** START **

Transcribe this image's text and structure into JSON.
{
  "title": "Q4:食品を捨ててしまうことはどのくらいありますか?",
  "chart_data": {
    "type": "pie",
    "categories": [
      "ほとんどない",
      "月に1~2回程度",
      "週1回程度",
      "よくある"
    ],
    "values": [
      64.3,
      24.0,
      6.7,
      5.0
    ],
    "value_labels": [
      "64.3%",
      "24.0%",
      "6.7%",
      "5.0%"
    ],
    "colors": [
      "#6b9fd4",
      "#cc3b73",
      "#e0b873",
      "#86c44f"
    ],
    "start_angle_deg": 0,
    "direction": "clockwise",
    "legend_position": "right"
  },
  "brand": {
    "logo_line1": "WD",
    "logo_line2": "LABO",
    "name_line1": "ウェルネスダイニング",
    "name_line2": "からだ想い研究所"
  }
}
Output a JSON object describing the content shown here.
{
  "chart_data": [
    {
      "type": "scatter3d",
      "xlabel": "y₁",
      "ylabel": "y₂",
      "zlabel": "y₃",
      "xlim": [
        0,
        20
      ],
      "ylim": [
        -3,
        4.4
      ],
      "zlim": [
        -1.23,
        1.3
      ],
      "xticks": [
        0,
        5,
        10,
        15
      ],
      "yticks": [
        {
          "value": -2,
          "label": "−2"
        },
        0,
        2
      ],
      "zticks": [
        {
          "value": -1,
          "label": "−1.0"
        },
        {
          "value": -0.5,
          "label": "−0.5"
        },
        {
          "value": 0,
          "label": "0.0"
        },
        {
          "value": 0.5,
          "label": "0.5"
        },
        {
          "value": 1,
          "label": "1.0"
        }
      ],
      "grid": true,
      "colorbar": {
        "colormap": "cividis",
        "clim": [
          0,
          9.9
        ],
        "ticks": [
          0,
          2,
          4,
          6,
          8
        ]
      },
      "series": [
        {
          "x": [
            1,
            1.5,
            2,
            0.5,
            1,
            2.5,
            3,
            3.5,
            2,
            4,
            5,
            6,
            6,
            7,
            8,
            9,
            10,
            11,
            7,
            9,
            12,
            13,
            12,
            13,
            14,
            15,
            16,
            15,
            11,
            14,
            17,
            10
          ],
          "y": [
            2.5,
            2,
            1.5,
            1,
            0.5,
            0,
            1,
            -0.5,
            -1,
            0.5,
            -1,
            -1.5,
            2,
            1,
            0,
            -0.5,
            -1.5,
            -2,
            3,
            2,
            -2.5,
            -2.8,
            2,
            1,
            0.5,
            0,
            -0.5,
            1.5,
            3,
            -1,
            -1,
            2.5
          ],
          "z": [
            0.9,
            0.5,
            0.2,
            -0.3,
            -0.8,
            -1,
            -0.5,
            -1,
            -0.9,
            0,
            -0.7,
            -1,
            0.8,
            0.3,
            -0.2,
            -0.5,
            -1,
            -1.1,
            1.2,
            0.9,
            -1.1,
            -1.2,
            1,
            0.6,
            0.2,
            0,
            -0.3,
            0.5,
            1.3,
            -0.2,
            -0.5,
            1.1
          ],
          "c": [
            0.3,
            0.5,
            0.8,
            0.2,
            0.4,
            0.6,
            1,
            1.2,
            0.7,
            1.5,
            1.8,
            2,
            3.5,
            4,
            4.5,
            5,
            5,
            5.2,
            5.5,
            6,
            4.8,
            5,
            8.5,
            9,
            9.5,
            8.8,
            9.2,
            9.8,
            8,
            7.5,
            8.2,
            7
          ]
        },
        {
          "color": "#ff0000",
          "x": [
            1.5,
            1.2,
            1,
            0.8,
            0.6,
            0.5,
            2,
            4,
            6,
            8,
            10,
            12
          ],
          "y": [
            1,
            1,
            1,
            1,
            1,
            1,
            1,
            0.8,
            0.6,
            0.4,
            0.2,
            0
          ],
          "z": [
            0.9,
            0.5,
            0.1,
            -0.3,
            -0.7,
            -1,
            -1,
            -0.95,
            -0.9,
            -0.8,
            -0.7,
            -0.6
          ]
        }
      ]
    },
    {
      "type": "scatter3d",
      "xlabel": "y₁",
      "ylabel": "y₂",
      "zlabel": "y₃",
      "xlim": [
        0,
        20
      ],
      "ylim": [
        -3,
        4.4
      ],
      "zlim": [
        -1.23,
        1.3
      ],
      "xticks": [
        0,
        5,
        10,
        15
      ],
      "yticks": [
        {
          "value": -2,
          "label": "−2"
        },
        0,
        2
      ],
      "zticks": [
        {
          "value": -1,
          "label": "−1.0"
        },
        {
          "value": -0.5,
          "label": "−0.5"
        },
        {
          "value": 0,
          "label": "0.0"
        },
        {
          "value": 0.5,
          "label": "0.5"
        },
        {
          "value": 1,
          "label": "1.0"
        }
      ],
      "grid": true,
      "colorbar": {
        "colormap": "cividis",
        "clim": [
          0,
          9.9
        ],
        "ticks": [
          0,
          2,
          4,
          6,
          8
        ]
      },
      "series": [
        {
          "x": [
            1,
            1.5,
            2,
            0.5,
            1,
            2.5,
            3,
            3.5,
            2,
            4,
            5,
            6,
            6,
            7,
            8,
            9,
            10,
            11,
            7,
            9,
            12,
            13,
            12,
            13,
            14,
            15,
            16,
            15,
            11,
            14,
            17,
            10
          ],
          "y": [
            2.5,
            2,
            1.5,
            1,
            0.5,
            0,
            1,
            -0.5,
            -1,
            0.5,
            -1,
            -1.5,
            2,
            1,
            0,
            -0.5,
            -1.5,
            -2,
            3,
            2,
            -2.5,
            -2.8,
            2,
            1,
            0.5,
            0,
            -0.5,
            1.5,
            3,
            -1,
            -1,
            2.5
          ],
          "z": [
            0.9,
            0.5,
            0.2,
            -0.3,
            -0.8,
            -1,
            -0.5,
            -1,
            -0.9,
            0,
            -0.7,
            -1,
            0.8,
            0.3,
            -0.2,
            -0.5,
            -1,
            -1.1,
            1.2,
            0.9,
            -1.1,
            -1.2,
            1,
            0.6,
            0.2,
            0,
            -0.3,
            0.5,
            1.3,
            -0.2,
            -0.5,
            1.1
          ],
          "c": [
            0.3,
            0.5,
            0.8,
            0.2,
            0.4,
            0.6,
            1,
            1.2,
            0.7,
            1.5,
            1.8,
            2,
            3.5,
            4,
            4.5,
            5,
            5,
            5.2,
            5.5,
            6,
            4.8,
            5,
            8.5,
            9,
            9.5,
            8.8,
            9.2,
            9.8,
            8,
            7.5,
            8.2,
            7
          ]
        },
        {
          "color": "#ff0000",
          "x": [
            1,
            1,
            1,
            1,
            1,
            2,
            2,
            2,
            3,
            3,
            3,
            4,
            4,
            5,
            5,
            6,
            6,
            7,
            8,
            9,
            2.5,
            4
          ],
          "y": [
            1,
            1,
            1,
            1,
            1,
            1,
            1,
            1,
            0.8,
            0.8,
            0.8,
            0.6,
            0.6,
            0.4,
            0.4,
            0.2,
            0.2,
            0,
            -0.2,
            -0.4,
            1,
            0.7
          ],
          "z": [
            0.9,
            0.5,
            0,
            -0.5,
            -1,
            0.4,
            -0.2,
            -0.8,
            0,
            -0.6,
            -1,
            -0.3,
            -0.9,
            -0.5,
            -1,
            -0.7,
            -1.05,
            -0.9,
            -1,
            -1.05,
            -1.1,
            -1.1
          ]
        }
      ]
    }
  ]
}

** END **

**Aim**
Transcribe every entry exactly.

**Final result**
Transcribe this image's text and structure into JSON.
{
  "title": "Q4:食品を捨ててしまうことはどのくらいありますか?",
  "chart_data": {
    "type": "pie",
    "categories": [
      "ほとんどない",
      "月に1~2回程度",
      "週1回程度",
      "よくある"
    ],
    "values": [
      64.3,
      24.0,
      6.7,
      5.0
    ],
    "value_labels": [
      "64.3%",
      "24.0%",
      "6.7%",
      "5.0%"
    ],
    "colors": [
      "#6b9fd4",
      "#cc3b73",
      "#e0b873",
      "#86c44f"
    ],
    "start_angle_deg": 0,
    "direction": "clockwise",
    "legend_position": "right"
  },
  "brand": {
    "logo_line1": "WD",
    "logo_line2": "LABO",
    "name_line1": "ウェルネスダイニング",
    "name_line2": "からだ想い研究所"
  }
}
Output a JSON object describing the content shown here.
{
  "chart_data": [
    {
      "type": "scatter3d",
      "xlabel": "y₁",
      "ylabel": "y₂",
      "zlabel": "y₃",
      "xlim": [
        0,
        20
      ],
      "ylim": [
        -3,
        4.4
      ],
      "zlim": [
        -1.23,
        1.3
      ],
      "xticks": [
        0,
        5,
        10,
        15
      ],
      "yticks": [
        {
          "value": -2,
          "label": "−2"
        },
        0,
        2
      ],
      "zticks": [
        {
          "value": -1,
          "label": "−1.0"
        },
        {
          "value": -0.5,
          "label": "−0.5"
        },
        {
          "value": 0,
          "label": "0.0"
        },
        {
          "value": 0.5,
          "label": "0.5"
        },
        {
          "value": 1,
          "label": "1.0"
        }
      ],
      "grid": true,
      "colorbar": {
        "colormap": "cividis",
        "clim": [
          0,
          9.9
        ],
        "ticks": [
          0,
          2,
          4,
          6,
          8
        ]
      },
      "series": [
        {
          "x": [
            1,
            1.5,
            2,
            0.5,
            1,
            2.5,
            3,
            3.5,
            2,
            4,
            5,
            6,
            6,
            7,
            8,
            9,
            10,
            11,
            7,
            9,
            12,
            13,
            12,
            13,
            14,
            15,
            16,
            15,
            11,
            14,
            17,
            10
          ],
          "y": [
            2.5,
            2,
            1.5,
            1,
            0.5,
            0,
            1,
            -0.5,
            -1,
            0.5,
            -1,
            -1.5,
            2,
            1,
            0,
            -0.5,
            -1.5,
            -2,
            3,
            2,
            -2.5,
            -2.8,
            2,
            1,
            0.5,
            0,
            -0.5,
            1.5,
            3,
            -1,
            -1,
            2.5
          ],
          "z": [
            0.9,
            0.5,
            0.2,
            -0.3,
            -0.8,
            -1,
            -0.5,
            -1,
            -0.9,
            0,
            -0.7,
            -1,
            0.8,
            0.3,
            -0.2,
            -0.5,
            -1,
            -1.1,
            1.2,
            0.9,
            -1.1,
            -1.2,
            1,
            0.6,
            0.2,
            0,
            -0.3,
            0.5,
            1.3,
            -0.2,
            -0.5,
            1.1
          ],
          "c": [
            0.3,
            0.5,
            0.8,
            0.2,
            0.4,
            0.6,
            1,
            1.2,
            0.7,
            1.5,
            1.8,
            2,
            3.5,
            4,
            4.5,
            5,
            5,
            5.2,
            5.5,
            6,
            4.8,
            5,
            8.5,
            9,
            9.5,
            8.8,
            9.2,
            9.8,
            8,
            7.5,
            8.2,
            7
          ]
        },
        {
          "color": "#ff0000",
          "x": [
            1.5,
            1.2,
            1,
            0.8,
            0.6,
            0.5,
            2,
            4,
            6,
            8,
            10,
            12
          ],
          "y": [
            1,
            1,
            1,
            1,
            1,
            1,
            1,
            0.8,
            0.6,
            0.4,
            0.2,
            0
          ],
          "z": [
            0.9,
            0.5,
            0.1,
            -0.3,
            -0.7,
            -1,
            -1,
            -0.95,
            -0.9,
            -0.8,
            -0.7,
            -0.6
          ]
        }
      ]
    },
    {
      "type": "scatter3d",
      "xlabel": "y₁",
      "ylabel": "y₂",
      "zlabel": "y₃",
      "xlim": [
        0,
        20
      ],
      "ylim": [
        -3,
        4.4
      ],
      "zlim": [
        -1.23,
        1.3
      ],
      "xticks": [
        0,
        5,
        10,
        15
      ],
      "yticks": [
        {
          "value": -2,
          "label": "−2"
        },
        0,
        2
      ],
      "zticks": [
        {
          "value": -1,
          "label": "−1.0"
        },
        {
          "value": -0.5,
          "label": "−0.5"
        },
        {
          "value": 0,
          "label": "0.0"
        },
        {
          "value": 0.5,
          "label": "0.5"
        },
        {
          "value": 1,
          "label": "1.0"
        }
      ],
      "grid": true,
      "colorbar": {
        "colormap": "cividis",
        "clim": [
          0,
          9.9
        ],
        "ticks": [
          0,
          2,
          4,
          6,
          8
        ]
      },
      "series": [
        {
          "x": [
            1,
            1.5,
            2,
            0.5,
            1,
            2.5,
            3,
            3.5,
            2,
            4,
            5,
            6,
            6,
            7,
            8,
            9,
            10,
            11,
            7,
            9,
            12,
            13,
            12,
            13,
            14,
            15,
            16,
            15,
            11,
            14,
            17,
            10
          ],
          "y": [
            2.5,
            2,
            1.5,
            1,
            0.5,
            0,
            1,
            -0.5,
            -1,
            0.5,
            -1,
            -1.5,
            2,
            1,
            0,
            -0.5,
            -1.5,
            -2,
            3,
            2,
            -2.5,
            -2.8,
            2,
            1,
            0.5,
            0,
            -0.5,
            1.5,
            3,
            -1,
            -1,
            2.5
          ],
          "z": [
            0.9,
            0.5,
            0.2,
            -0.3,
            -0.8,
            -1,
            -0.5,
            -1,
            -0.9,
            0,
            -0.7,
            -1,
            0.8,
            0.3,
            -0.2,
            -0.5,
            -1,
            -1.1,
            1.2,
            0.9,
            -1.1,
            -1.2,
            1,
            0.6,
            0.2,
            0,
            -0.3,
            0.5,
            1.3,
            -0.2,
            -0.5,
            1.1
          ],
          "c": [
            0.3,
            0.5,
            0.8,
            0.2,
            0.4,
            0.6,
            1,
            1.2,
            0.7,
            1.5,
            1.8,
            2,
            3.5,
            4,
            4.5,
            5,
            5,
            5.2,
            5.5,
            6,
            4.8,
            5,
            8.5,
            9,
            9.5,
            8.8,
            9.2,
            9.8,
            8,
            7.5,
            8.2,
            7
          ]
        },
        {
          "color": "#ff0000",
          "x": [
            1,
            1,
            1,
            1,
            1,
            2,
            2,
            2,
            3,
            3,
            3,
            4,
            4,
            5,
            5,
            6,
            6,
            7,
            8,
            9,
            2.5,
            4
          ],
          "y": [
            1,
            1,
            1,
            1,
            1,
            1,
            1,
            1,
            0.8,
            0.8,
            0.8,
            0.6,
            0.6,
            0.4,
            0.4,
            0.2,
            0.2,
            0,
            -0.2,
            -0.4,
            1,
            0.7
          ],
          "z": [
            0.9,
            0.5,
            0,
            -0.5,
            -1,
            0.4,
            -0.2,
            -0.8,
            0,
            -0.6,
            -1,
            -0.3,
            -0.9,
            -0.5,
            -1,
            -0.7,
            -1.05,
            -0.9,
            -1,
            -1.05,
            -1.1,
            -1.1
          ]
        }
      ]
    }
  ]
}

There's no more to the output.